◆ **WRITTEN REQUEST**: Restate the entries below verbatim.

◆ **RECORDED DATA**:
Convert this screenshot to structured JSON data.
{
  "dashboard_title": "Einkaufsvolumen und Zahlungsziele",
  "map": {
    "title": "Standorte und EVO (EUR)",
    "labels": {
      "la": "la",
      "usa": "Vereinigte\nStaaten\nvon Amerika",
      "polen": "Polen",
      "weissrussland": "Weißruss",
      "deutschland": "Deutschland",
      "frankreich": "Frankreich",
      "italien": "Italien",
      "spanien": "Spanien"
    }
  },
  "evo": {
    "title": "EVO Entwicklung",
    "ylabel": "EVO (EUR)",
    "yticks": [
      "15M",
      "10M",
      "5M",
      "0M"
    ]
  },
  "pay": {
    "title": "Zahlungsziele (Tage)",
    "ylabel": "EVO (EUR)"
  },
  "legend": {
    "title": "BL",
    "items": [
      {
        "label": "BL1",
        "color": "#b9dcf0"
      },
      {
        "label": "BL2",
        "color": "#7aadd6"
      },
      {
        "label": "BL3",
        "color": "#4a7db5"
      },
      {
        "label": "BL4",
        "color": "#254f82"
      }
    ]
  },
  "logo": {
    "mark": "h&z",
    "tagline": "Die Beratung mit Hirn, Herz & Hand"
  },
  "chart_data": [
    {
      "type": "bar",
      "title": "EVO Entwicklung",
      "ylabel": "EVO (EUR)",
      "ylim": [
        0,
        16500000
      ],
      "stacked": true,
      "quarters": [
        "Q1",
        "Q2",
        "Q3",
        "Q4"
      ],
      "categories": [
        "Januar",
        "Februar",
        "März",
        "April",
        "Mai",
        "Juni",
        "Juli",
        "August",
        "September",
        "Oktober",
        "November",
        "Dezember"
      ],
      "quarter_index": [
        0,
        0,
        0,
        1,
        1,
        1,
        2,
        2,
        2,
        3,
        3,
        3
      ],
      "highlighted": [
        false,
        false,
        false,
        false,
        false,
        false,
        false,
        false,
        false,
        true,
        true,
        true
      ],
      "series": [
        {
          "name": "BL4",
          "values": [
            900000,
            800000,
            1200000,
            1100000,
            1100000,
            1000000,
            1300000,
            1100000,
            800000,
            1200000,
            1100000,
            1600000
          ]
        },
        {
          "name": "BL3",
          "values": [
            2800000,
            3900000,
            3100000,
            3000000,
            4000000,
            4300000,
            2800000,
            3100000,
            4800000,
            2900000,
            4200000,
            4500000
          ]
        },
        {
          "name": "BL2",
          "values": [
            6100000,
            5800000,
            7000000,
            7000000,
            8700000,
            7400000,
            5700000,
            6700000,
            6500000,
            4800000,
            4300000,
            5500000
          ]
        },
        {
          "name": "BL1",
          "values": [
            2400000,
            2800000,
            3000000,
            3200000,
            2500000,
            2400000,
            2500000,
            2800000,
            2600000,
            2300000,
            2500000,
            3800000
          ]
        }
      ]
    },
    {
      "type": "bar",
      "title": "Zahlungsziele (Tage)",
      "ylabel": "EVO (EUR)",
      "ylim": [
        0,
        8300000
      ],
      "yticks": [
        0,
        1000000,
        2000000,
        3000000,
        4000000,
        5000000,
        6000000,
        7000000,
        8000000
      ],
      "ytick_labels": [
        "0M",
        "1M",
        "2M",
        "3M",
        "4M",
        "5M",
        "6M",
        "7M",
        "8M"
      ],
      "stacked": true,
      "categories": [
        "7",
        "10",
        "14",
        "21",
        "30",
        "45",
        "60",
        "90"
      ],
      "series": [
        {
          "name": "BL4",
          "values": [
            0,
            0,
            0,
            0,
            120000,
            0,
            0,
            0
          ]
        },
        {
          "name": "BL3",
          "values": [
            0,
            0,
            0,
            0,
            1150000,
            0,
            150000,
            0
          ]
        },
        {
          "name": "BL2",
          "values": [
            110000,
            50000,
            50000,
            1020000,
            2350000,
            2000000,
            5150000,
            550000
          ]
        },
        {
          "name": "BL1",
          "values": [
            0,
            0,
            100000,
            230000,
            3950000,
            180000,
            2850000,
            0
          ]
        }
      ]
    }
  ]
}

◆ **RESULT FOR THIS TASK**:
Convert this screenshot to structured JSON data.
{
  "dashboard_title": "Einkaufsvolumen und Zahlungsziele",
  "map": {
    "title": "Standorte und EVO (EUR)",
    "labels": {
      "la": "la",
      "usa": "Vereinigte\nStaaten\nvon Amerika",
      "polen": "Polen",
      "weissrussland": "Weißruss",
      "deutschland": "Deutschland",
      "frankreich": "Frankreich",
      "italien": "Italien",
      "spanien": "Spanien"
    }
  },
  "evo": {
    "title": "EVO Entwicklung",
    "ylabel": "EVO (EUR)",
    "yticks": [
      "15M",
      "10M",
      "5M",
      "0M"
    ]
  },
  "pay": {
    "title": "Zahlungsziele (Tage)",
    "ylabel": "EVO (EUR)"
  },
  "legend": {
    "title": "BL",
    "items": [
      {
        "label": "BL1",
        "color": "#b9dcf0"
      },
      {
        "label": "BL2",
        "color": "#7aadd6"
      },
      {
        "label": "BL3",
        "color": "#4a7db5"
      },
      {
        "label": "BL4",
        "color": "#254f82"
      }
    ]
  },
  "logo": {
    "mark": "h&z",
    "tagline": "Die Beratung mit Hirn, Herz & Hand"
  },
  "chart_data": [
    {
      "type": "bar",
      "title": "EVO Entwicklung",
      "ylabel": "EVO (EUR)",
      "ylim": [
        0,
        16500000
      ],
      "stacked": true,
      "quarters": [
        "Q1",
        "Q2",
        "Q3",
        "Q4"
      ],
      "categories": [
        "Januar",
        "Februar",
        "März",
        "April",
        "Mai",
        "Juni",
        "Juli",
        "August",
        "September",
        "Oktober",
        "November",
        "Dezember"
      ],
      "quarter_index": [
        0,
        0,
        0,
        1,
        1,
        1,
        2,
        2,
        2,
        3,
        3,
        3
      ],
      "highlighted": [
        false,
        false,
        false,
        false,
        false,
        false,
        false,
        false,
        false,
        true,
        true,
        true
      ],
      "series": [
        {
          "name": "BL4",
          "values": [
            900000,
            800000,
            1200000,
            1100000,
            1100000,
            1000000,
            1300000,
            1100000,
            800000,
            1200000,
            1100000,
            1600000
          ]
        },
        {
          "name": "BL3",
          "values": [
            2800000,
            3900000,
            3100000,
            3000000,
            4000000,
            4300000,
            2800000,
            3100000,
            4800000,
            2900000,
            4200000,
            4500000
          ]
        },
        {
          "name": "BL2",
          "values": [
            6100000,
            5800000,
            7000000,
            7000000,
            8700000,
            7400000,
            5700000,
            6700000,
            6500000,
            4800000,
            4300000,
            5500000
          ]
        },
        {
          "name": "BL1",
          "values": [
            2400000,
            2800000,
            3000000,
            3200000,
            2500000,
            2400000,
            2500000,
            2800000,
            2600000,
            2300000,
            2500000,
            3800000
          ]
        }
      ]
    },
    {
      "type": "bar",
      "title": "Zahlungsziele (Tage)",
      "ylabel": "EVO (EUR)",
      "ylim": [
        0,
        8300000
      ],
      "yticks": [
        0,
        1000000,
        2000000,
        3000000,
        4000000,
        5000000,
        6000000,
        7000000,
        8000000
      ],
      "ytick_labels": [
        "0M",
        "1M",
        "2M",
        "3M",
        "4M",
        "5M",
        "6M",
        "7M",
        "8M"
      ],
      "stacked": true,
      "categories": [
        "7",
        "10",
        "14",
        "21",
        "30",
        "45",
        "60",
        "90"
      ],
      "series": [
        {
          "name": "BL4",
          "values": [
            0,
            0,
            0,
            0,
            120000,
            0,
            0,
            0
          ]
        },
        {
          "name": "BL3",
          "values": [
            0,
            0,
            0,
            0,
            1150000,
            0,
            150000,
            0
          ]
        },
        {
          "name": "BL2",
          "values": [
            110000,
            50000,
            50000,
            1020000,
            2350000,
            2000000,
            5150000,
            550000
          ]
        },
        {
          "name": "BL1",
          "values": [
            0,
            0,
            100000,
            230000,
            3950000,
            180000,
            2850000,
            0
          ]
        }
      ]
    }
  ]
}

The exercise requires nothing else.